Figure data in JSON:
----------------------------------------
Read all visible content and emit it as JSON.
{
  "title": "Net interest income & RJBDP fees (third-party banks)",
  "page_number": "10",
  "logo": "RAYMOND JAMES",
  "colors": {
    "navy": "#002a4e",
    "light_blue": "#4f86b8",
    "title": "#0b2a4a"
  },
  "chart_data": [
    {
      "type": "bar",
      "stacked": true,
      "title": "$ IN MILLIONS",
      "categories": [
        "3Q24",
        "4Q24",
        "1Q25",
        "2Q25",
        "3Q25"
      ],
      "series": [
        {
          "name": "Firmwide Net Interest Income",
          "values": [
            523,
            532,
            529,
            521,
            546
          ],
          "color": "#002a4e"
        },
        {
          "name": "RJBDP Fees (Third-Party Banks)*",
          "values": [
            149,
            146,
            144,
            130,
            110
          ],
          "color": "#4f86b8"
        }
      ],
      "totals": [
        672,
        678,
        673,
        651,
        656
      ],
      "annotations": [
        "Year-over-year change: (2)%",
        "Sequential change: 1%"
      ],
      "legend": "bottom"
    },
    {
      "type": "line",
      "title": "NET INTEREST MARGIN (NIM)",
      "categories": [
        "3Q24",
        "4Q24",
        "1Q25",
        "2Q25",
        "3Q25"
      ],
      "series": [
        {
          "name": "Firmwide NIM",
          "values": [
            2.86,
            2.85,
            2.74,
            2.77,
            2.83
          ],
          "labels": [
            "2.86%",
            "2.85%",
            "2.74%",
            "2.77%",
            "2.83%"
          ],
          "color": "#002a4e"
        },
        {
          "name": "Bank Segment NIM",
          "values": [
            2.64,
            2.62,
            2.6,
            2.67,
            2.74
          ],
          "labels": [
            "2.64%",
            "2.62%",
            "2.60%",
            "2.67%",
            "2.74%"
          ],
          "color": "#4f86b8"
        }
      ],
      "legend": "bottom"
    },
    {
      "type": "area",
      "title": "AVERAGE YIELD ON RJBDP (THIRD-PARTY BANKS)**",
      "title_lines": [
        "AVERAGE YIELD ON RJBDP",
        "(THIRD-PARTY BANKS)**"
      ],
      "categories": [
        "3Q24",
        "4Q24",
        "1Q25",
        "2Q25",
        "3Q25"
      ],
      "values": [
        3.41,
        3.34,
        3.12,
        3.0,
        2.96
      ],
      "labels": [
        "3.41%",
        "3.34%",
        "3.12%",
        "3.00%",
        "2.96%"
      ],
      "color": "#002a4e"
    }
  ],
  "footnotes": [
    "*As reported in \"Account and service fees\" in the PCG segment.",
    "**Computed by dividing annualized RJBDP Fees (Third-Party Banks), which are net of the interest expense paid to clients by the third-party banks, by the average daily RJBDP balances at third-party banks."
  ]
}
----------------------------------------
Written exercise >>
Write out the data exactly as it stands.

Exercise output >>
Read all visible content and emit it as JSON.
{
  "title": "Net interest income & RJBDP fees (third-party banks)",
  "page_number": "10",
  "logo": "RAYMOND JAMES",
  "colors": {
    "navy": "#002a4e",
    "light_blue": "#4f86b8",
    "title": "#0b2a4a"
  },
  "chart_data": [
    {
      "type": "bar",
      "stacked": true,
      "title": "$ IN MILLIONS",
      "categories": [
        "3Q24",
        "4Q24",
        "1Q25",
        "2Q25",
        "3Q25"
      ],
      "series": [
        {
          "name": "Firmwide Net Interest Income",
          "values": [
            523,
            532,
            529,
            521,
            546
          ],
          "color": "#002a4e"
        },
        {
          "name": "RJBDP Fees (Third-Party Banks)*",
          "values": [
            149,
            146,
            144,
            130,
            110
          ],
          "color": "#4f86b8"
        }
      ],
      "totals": [
        672,
        678,
        673,
        651,
        656
      ],
      "annotations": [
        "Year-over-year change: (2)%",
        "Sequential change: 1%"
      ],
      "legend": "bottom"
    },
    {
      "type": "line",
      "title": "NET INTEREST MARGIN (NIM)",
      "categories": [
        "3Q24",
        "4Q24",
        "1Q25",
        "2Q25",
        "3Q25"
      ],
      "series": [
        {
          "name": "Firmwide NIM",
          "values": [
            2.86,
            2.85,
            2.74,
            2.77,
            2.83
          ],
          "labels": [
            "2.86%",
            "2.85%",
            "2.74%",
            "2.77%",
            "2.83%"
          ],
          "color": "#002a4e"
        },
        {
          "name": "Bank Segment NIM",
          "values": [
            2.64,
            2.62,
            2.6,
            2.67,
            2.74
          ],
          "labels": [
            "2.64%",
            "2.62%",
            "2.60%",
            "2.67%",
            "2.74%"
          ],
          "color": "#4f86b8"
        }
      ],
      "legend": "bottom"
    },
    {
      "type": "area",
      "title": "AVERAGE YIELD ON RJBDP (THIRD-PARTY BANKS)**",
      "title_lines": [
        "AVERAGE YIELD ON RJBDP",
        "(THIRD-PARTY BANKS)**"
      ],
      "categories": [
        "3Q24",
        "4Q24",
        "1Q25",
        "2Q25",
        "3Q25"
      ],
      "values": [
        3.41,
        3.34,
        3.12,
        3.0,
        2.96
      ],
      "labels": [
        "3.41%",
        "3.34%",
        "3.12%",
        "3.00%",
        "2.96%"
      ],
      "color": "#002a4e"
    }
  ],
  "footnotes": [
    "*As reported in \"Account and service fees\" in the PCG segment.",
    "**Computed by dividing annualized RJBDP Fees (Third-Party Banks), which are net of the interest expense paid to clients by the third-party banks, by the average daily RJBDP balances at third-party banks."
  ]
}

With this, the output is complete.